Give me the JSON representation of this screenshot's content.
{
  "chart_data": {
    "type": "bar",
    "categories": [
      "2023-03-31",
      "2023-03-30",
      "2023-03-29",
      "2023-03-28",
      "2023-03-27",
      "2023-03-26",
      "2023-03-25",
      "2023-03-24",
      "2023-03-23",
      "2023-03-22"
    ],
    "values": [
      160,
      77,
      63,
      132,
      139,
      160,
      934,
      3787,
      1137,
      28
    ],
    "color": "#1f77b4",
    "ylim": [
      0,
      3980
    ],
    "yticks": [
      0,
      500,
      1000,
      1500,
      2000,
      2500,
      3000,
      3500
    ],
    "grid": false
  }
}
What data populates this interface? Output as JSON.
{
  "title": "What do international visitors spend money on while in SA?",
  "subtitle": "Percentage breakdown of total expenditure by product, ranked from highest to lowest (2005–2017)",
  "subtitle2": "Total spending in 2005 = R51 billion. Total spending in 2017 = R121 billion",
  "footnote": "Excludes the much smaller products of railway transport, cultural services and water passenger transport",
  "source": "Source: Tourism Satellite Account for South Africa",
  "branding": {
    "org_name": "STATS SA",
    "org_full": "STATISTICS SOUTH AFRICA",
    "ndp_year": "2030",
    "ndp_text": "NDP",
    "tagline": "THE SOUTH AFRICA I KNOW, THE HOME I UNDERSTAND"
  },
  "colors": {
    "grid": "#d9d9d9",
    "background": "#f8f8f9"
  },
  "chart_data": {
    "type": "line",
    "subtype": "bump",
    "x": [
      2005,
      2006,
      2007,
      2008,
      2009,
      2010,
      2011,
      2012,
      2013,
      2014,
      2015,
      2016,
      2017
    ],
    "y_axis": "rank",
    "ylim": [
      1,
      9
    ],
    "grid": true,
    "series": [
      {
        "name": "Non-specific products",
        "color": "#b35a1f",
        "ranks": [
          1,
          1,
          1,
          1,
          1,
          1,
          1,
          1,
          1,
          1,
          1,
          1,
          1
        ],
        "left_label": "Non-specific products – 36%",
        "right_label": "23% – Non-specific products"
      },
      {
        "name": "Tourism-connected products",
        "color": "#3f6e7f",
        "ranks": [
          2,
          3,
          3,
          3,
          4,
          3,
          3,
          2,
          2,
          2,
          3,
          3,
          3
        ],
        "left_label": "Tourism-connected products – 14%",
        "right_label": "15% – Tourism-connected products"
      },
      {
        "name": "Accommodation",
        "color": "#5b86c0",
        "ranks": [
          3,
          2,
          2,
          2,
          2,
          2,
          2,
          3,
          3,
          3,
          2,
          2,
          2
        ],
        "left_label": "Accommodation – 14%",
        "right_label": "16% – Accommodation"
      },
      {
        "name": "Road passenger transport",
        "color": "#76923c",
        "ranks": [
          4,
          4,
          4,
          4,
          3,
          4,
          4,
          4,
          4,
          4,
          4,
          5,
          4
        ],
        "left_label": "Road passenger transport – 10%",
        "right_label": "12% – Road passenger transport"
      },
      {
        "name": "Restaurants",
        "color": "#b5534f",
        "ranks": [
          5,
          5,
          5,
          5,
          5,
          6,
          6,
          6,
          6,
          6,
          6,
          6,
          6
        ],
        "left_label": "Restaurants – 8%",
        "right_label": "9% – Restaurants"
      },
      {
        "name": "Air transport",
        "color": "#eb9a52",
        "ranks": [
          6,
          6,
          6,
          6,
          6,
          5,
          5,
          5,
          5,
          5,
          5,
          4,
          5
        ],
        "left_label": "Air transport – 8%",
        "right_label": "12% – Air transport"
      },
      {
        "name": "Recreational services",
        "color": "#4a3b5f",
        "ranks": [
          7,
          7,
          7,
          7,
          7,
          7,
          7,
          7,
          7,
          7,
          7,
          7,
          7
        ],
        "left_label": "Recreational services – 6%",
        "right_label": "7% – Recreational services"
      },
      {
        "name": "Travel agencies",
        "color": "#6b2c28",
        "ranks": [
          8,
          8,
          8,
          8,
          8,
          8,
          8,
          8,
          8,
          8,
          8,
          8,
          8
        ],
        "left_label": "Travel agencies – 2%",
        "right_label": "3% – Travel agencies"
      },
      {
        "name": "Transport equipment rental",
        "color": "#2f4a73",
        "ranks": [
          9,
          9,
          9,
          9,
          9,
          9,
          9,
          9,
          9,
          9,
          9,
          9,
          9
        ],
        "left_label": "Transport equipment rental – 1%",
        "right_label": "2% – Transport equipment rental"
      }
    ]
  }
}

* _Task goal_: Output the data above exactly, please, line for line.

* _Solution_:
Give me the JSON representation of this screenshot's content.
{
  "chart_data": {
    "type": "bar",
    "categories": [
      "2023-03-31",
      "2023-03-30",
      "2023-03-29",
      "2023-03-28",
      "2023-03-27",
      "2023-03-26",
      "2023-03-25",
      "2023-03-24",
      "2023-03-23",
      "2023-03-22"
    ],
    "values": [
      160,
      77,
      63,
      132,
      139,
      160,
      934,
      3787,
      1137,
      28
    ],
    "color": "#1f77b4",
    "ylim": [
      0,
      3980
    ],
    "yticks": [
      0,
      500,
      1000,
      1500,
      2000,
      2500,
      3000,
      3500
    ],
    "grid": false
  }
}
What data populates this interface? Output as JSON.
{
  "title": "What do international visitors spend money on while in SA?",
  "subtitle": "Percentage breakdown of total expenditure by product, ranked from highest to lowest (2005–2017)",
  "subtitle2": "Total spending in 2005 = R51 billion. Total spending in 2017 = R121 billion",
  "footnote": "Excludes the much smaller products of railway transport, cultural services and water passenger transport",
  "source": "Source: Tourism Satellite Account for South Africa",
  "branding": {
    "org_name": "STATS SA",
    "org_full": "STATISTICS SOUTH AFRICA",
    "ndp_year": "2030",
    "ndp_text": "NDP",
    "tagline": "THE SOUTH AFRICA I KNOW, THE HOME I UNDERSTAND"
  },
  "colors": {
    "grid": "#d9d9d9",
    "background": "#f8f8f9"
  },
  "chart_data": {
    "type": "line",
    "subtype": "bump",
    "x": [
      2005,
      2006,
      2007,
      2008,
      2009,
      2010,
      2011,
      2012,
      2013,
      2014,
      2015,
      2016,
      2017
    ],
    "y_axis": "rank",
    "ylim": [
      1,
      9
    ],
    "grid": true,
    "series": [
      {
        "name": "Non-specific products",
        "color": "#b35a1f",
        "ranks": [
          1,
          1,
          1,
          1,
          1,
          1,
          1,
          1,
          1,
          1,
          1,
          1,
          1
        ],
        "left_label": "Non-specific products – 36%",
        "right_label": "23% – Non-specific products"
      },
      {
        "name": "Tourism-connected products",
        "color": "#3f6e7f",
        "ranks": [
          2,
          3,
          3,
          3,
          4,
          3,
          3,
          2,
          2,
          2,
          3,
          3,
          3
        ],
        "left_label": "Tourism-connected products – 14%",
        "right_label": "15% – Tourism-connected products"
      },
      {
        "name": "Accommodation",
        "color": "#5b86c0",
        "ranks": [
          3,
          2,
          2,
          2,
          2,
          2,
          2,
          3,
          3,
          3,
          2,
          2,
          2
        ],
        "left_label": "Accommodation – 14%",
        "right_label": "16% – Accommodation"
      },
      {
        "name": "Road passenger transport",
        "color": "#76923c",
        "ranks": [
          4,
          4,
          4,
          4,
          3,
          4,
          4,
          4,
          4,
          4,
          4,
          5,
          4
        ],
        "left_label": "Road passenger transport – 10%",
        "right_label": "12% – Road passenger transport"
      },
      {
        "name": "Restaurants",
        "color": "#b5534f",
        "ranks": [
          5,
          5,
          5,
          5,
          5,
          6,
          6,
          6,
          6,
          6,
          6,
          6,
          6
        ],
        "left_label": "Restaurants – 8%",
        "right_label": "9% – Restaurants"
      },
      {
        "name": "Air transport",
        "color": "#eb9a52",
        "ranks": [
          6,
          6,
          6,
          6,
          6,
          5,
          5,
          5,
          5,
          5,
          5,
          4,
          5
        ],
        "left_label": "Air transport – 8%",
        "right_label": "12% – Air transport"
      },
      {
        "name": "Recreational services",
        "color": "#4a3b5f",
        "ranks": [
          7,
          7,
          7,
          7,
          7,
          7,
          7,
          7,
          7,
          7,
          7,
          7,
          7
        ],
        "left_label": "Recreational services – 6%",
        "right_label": "7% – Recreational services"
      },
      {
        "name": "Travel agencies",
        "color": "#6b2c28",
        "ranks": [
          8,
          8,
          8,
          8,
          8,
          8,
          8,
          8,
          8,
          8,
          8,
          8,
          8
        ],
        "left_label": "Travel agencies – 2%",
        "right_label": "3% – Travel agencies"
      },
      {
        "name": "Transport equipment rental",
        "color": "#2f4a73",
        "ranks": [
          9,
          9,
          9,
          9,
          9,
          9,
          9,
          9,
          9,
          9,
          9,
          9,
          9
        ],
        "left_label": "Transport equipment rental – 1%",
        "right_label": "2% – Transport equipment rental"
      }
    ]
  }
}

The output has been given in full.